Work to do:
Your task is to retype each line of the data below exactly.

[start Records provided]

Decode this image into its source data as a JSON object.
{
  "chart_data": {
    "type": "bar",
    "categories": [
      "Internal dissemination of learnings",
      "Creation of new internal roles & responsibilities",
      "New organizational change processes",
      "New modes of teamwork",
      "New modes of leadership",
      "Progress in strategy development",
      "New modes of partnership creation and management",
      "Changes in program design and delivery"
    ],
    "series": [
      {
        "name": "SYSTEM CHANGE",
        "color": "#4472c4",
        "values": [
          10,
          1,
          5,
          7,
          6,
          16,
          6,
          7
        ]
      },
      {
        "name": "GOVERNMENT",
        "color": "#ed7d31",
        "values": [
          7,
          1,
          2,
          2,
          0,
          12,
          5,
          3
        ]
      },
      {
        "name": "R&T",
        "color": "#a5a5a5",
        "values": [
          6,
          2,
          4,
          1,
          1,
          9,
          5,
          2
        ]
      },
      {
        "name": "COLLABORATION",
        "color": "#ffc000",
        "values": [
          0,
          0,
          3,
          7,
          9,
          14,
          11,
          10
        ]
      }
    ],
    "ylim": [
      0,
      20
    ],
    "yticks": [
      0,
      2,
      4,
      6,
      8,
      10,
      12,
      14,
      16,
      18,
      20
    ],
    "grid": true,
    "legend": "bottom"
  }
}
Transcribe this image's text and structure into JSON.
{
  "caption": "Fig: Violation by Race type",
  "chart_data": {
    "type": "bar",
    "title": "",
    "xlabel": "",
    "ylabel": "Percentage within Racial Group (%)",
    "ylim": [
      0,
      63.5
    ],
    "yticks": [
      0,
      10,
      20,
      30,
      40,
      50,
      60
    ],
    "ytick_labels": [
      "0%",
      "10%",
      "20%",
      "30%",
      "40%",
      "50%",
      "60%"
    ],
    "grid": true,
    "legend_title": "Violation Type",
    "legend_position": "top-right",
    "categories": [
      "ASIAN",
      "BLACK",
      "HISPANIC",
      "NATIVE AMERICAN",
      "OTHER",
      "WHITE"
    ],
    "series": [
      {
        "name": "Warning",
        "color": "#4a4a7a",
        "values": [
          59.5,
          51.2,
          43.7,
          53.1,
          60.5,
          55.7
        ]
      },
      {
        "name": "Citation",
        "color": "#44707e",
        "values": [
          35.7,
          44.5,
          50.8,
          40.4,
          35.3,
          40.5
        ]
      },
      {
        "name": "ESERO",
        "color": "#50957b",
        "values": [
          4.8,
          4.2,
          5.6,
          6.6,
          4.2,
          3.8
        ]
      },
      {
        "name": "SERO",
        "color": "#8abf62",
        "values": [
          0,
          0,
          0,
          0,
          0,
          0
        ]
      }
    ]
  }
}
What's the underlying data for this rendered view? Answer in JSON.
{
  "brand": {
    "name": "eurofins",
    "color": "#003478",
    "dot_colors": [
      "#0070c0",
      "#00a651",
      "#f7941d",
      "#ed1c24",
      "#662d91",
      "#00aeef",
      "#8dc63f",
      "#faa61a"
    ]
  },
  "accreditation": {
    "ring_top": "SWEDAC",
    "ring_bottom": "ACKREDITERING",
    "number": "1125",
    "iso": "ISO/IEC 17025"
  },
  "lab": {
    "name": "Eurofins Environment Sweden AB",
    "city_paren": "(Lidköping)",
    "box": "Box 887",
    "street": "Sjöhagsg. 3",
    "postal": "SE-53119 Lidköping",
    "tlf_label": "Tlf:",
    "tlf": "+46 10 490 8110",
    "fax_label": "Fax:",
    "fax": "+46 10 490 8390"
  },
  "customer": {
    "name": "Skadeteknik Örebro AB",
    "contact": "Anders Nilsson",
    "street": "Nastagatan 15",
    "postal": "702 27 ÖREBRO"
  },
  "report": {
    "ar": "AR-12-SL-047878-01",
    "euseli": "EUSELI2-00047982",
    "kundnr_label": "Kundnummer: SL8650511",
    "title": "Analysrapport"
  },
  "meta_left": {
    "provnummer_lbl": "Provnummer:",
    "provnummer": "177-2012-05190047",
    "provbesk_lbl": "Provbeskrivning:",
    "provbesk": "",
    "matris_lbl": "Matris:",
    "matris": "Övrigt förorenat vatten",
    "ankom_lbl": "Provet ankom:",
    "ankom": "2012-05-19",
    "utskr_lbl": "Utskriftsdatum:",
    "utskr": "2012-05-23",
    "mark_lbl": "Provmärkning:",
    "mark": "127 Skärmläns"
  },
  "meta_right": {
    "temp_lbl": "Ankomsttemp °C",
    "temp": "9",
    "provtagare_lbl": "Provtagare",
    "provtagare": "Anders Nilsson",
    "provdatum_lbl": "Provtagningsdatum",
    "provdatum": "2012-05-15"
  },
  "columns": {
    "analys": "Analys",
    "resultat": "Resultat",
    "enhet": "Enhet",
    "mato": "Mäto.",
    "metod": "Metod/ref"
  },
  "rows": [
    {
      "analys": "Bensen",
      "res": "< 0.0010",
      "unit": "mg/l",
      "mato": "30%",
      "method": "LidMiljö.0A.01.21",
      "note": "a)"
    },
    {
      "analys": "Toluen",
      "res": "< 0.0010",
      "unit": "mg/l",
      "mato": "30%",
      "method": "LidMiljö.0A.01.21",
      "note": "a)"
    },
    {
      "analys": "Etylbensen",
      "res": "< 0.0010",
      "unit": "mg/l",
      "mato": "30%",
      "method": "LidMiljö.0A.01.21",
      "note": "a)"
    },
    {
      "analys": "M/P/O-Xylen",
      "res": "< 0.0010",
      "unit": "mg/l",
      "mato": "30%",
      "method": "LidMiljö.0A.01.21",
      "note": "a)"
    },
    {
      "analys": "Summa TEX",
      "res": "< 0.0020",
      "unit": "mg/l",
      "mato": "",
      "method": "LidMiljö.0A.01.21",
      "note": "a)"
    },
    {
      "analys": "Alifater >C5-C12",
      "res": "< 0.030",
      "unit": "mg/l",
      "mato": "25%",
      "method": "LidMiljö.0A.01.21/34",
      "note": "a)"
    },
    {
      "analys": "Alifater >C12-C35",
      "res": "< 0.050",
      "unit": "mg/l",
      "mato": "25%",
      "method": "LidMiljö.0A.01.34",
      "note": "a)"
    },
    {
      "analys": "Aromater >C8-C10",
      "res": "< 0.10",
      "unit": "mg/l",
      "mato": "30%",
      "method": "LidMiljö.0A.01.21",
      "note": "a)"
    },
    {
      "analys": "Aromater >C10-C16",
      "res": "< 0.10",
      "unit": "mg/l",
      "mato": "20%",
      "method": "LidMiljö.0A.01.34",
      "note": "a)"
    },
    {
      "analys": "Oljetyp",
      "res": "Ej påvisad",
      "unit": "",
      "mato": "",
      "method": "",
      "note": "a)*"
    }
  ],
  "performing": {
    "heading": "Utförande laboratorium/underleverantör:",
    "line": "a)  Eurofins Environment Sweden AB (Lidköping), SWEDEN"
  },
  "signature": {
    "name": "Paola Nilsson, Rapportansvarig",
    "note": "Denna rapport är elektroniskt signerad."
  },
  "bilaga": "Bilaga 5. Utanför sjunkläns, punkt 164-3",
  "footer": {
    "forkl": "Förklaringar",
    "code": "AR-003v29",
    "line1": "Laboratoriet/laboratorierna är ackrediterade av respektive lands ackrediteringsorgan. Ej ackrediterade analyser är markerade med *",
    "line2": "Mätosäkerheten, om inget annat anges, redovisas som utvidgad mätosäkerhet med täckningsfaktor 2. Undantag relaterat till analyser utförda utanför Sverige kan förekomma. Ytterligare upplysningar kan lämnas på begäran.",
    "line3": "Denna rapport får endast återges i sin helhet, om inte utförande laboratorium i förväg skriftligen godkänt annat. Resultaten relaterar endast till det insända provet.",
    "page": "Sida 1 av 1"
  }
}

[end Records provided]

Complete output:
Decode this image into its source data as a JSON object.
{
  "chart_data": {
    "type": "bar",
    "categories": [
      "Internal dissemination of learnings",
      "Creation of new internal roles & responsibilities",
      "New organizational change processes",
      "New modes of teamwork",
      "New modes of leadership",
      "Progress in strategy development",
      "New modes of partnership creation and management",
      "Changes in program design and delivery"
    ],
    "series": [
      {
        "name": "SYSTEM CHANGE",
        "color": "#4472c4",
        "values": [
          10,
          1,
          5,
          7,
          6,
          16,
          6,
          7
        ]
      },
      {
        "name": "GOVERNMENT",
        "color": "#ed7d31",
        "values": [
          7,
          1,
          2,
          2,
          0,
          12,
          5,
          3
        ]
      },
      {
        "name": "R&T",
        "color": "#a5a5a5",
        "values": [
          6,
          2,
          4,
          1,
          1,
          9,
          5,
          2
        ]
      },
      {
        "name": "COLLABORATION",
        "color": "#ffc000",
        "values": [
          0,
          0,
          3,
          7,
          9,
          14,
          11,
          10
        ]
      }
    ],
    "ylim": [
      0,
      20
    ],
    "yticks": [
      0,
      2,
      4,
      6,
      8,
      10,
      12,
      14,
      16,
      18,
      20
    ],
    "grid": true,
    "legend": "bottom"
  }
}
Transcribe this image's text and structure into JSON.
{
  "caption": "Fig: Violation by Race type",
  "chart_data": {
    "type": "bar",
    "title": "",
    "xlabel": "",
    "ylabel": "Percentage within Racial Group (%)",
    "ylim": [
      0,
      63.5
    ],
    "yticks": [
      0,
      10,
      20,
      30,
      40,
      50,
      60
    ],
    "ytick_labels": [
      "0%",
      "10%",
      "20%",
      "30%",
      "40%",
      "50%",
      "60%"
    ],
    "grid": true,
    "legend_title": "Violation Type",
    "legend_position": "top-right",
    "categories": [
      "ASIAN",
      "BLACK",
      "HISPANIC",
      "NATIVE AMERICAN",
      "OTHER",
      "WHITE"
    ],
    "series": [
      {
        "name": "Warning",
        "color": "#4a4a7a",
        "values": [
          59.5,
          51.2,
          43.7,
          53.1,
          60.5,
          55.7
        ]
      },
      {
        "name": "Citation",
        "color": "#44707e",
        "values": [
          35.7,
          44.5,
          50.8,
          40.4,
          35.3,
          40.5
        ]
      },
      {
        "name": "ESERO",
        "color": "#50957b",
        "values": [
          4.8,
          4.2,
          5.6,
          6.6,
          4.2,
          3.8
        ]
      },
      {
        "name": "SERO",
        "color": "#8abf62",
        "values": [
          0,
          0,
          0,
          0,
          0,
          0
        ]
      }
    ]
  }
}
What's the underlying data for this rendered view? Answer in JSON.
{
  "brand": {
    "name": "eurofins",
    "color": "#003478",
    "dot_colors": [
      "#0070c0",
      "#00a651",
      "#f7941d",
      "#ed1c24",
      "#662d91",
      "#00aeef",
      "#8dc63f",
      "#faa61a"
    ]
  },
  "accreditation": {
    "ring_top": "SWEDAC",
    "ring_bottom": "ACKREDITERING",
    "number": "1125",
    "iso": "ISO/IEC 17025"
  },
  "lab": {
    "name": "Eurofins Environment Sweden AB",
    "city_paren": "(Lidköping)",
    "box": "Box 887",
    "street": "Sjöhagsg. 3",
    "postal": "SE-53119 Lidköping",
    "tlf_label": "Tlf:",
    "tlf": "+46 10 490 8110",
    "fax_label": "Fax:",
    "fax": "+46 10 490 8390"
  },
  "customer": {
    "name": "Skadeteknik Örebro AB",
    "contact": "Anders Nilsson",
    "street": "Nastagatan 15",
    "postal": "702 27 ÖREBRO"
  },
  "report": {
    "ar": "AR-12-SL-047878-01",
    "euseli": "EUSELI2-00047982",
    "kundnr_label": "Kundnummer: SL8650511",
    "title": "Analysrapport"
  },
  "meta_left": {
    "provnummer_lbl": "Provnummer:",
    "provnummer": "177-2012-05190047",
    "provbesk_lbl": "Provbeskrivning:",
    "provbesk": "",
    "matris_lbl": "Matris:",
    "matris": "Övrigt förorenat vatten",
    "ankom_lbl": "Provet ankom:",
    "ankom": "2012-05-19",
    "utskr_lbl": "Utskriftsdatum:",
    "utskr": "2012-05-23",
    "mark_lbl": "Provmärkning:",
    "mark": "127 Skärmläns"
  },
  "meta_right": {
    "temp_lbl": "Ankomsttemp °C",
    "temp": "9",
    "provtagare_lbl": "Provtagare",
    "provtagare": "Anders Nilsson",
    "provdatum_lbl": "Provtagningsdatum",
    "provdatum": "2012-05-15"
  },
  "columns": {
    "analys": "Analys",
    "resultat": "Resultat",
    "enhet": "Enhet",
    "mato": "Mäto.",
    "metod": "Metod/ref"
  },
  "rows": [
    {
      "analys": "Bensen",
      "res": "< 0.0010",
      "unit": "mg/l",
      "mato": "30%",
      "method": "LidMiljö.0A.01.21",
      "note": "a)"
    },
    {
      "analys": "Toluen",
      "res": "< 0.0010",
      "unit": "mg/l",
      "mato": "30%",
      "method": "LidMiljö.0A.01.21",
      "note": "a)"
    },
    {
      "analys": "Etylbensen",
      "res": "< 0.0010",
      "unit": "mg/l",
      "mato": "30%",
      "method": "LidMiljö.0A.01.21",
      "note": "a)"
    },
    {
      "analys": "M/P/O-Xylen",
      "res": "< 0.0010",
      "unit": "mg/l",
      "mato": "30%",
      "method": "LidMiljö.0A.01.21",
      "note": "a)"
    },
    {
      "analys": "Summa TEX",
      "res": "< 0.0020",
      "unit": "mg/l",
      "mato": "",
      "method": "LidMiljö.0A.01.21",
      "note": "a)"
    },
    {
      "analys": "Alifater >C5-C12",
      "res": "< 0.030",
      "unit": "mg/l",
      "mato": "25%",
      "method": "LidMiljö.0A.01.21/34",
      "note": "a)"
    },
    {
      "analys": "Alifater >C12-C35",
      "res": "< 0.050",
      "unit": "mg/l",
      "mato": "25%",
      "method": "LidMiljö.0A.01.34",
      "note": "a)"
    },
    {
      "analys": "Aromater >C8-C10",
      "res": "< 0.10",
      "unit": "mg/l",
      "mato": "30%",
      "method": "LidMiljö.0A.01.21",
      "note": "a)"
    },
    {
      "analys": "Aromater >C10-C16",
      "res": "< 0.10",
      "unit": "mg/l",
      "mato": "20%",
      "method": "LidMiljö.0A.01.34",
      "note": "a)"
    },
    {
      "analys": "Oljetyp",
      "res": "Ej påvisad",
      "unit": "",
      "mato": "",
      "method": "",
      "note": "a)*"
    }
  ],
  "performing": {
    "heading": "Utförande laboratorium/underleverantör:",
    "line": "a)  Eurofins Environment Sweden AB (Lidköping), SWEDEN"
  },
  "signature": {
    "name": "Paola Nilsson, Rapportansvarig",
    "note": "Denna rapport är elektroniskt signerad."
  },
  "bilaga": "Bilaga 5. Utanför sjunkläns, punkt 164-3",
  "footer": {
    "forkl": "Förklaringar",
    "code": "AR-003v29",
    "line1": "Laboratoriet/laboratorierna är ackrediterade av respektive lands ackrediteringsorgan. Ej ackrediterade analyser är markerade med *",
    "line2": "Mätosäkerheten, om inget annat anges, redovisas som utvidgad mätosäkerhet med täckningsfaktor 2. Undantag relaterat till analyser utförda utanför Sverige kan förekomma. Ytterligare upplysningar kan lämnas på begäran.",
    "line3": "Denna rapport får endast återges i sin helhet, om inte utförande laboratorium i förväg skriftligen godkänt annat. Resultaten relaterar endast till det insända provet.",
    "page": "Sida 1 av 1"
  }
}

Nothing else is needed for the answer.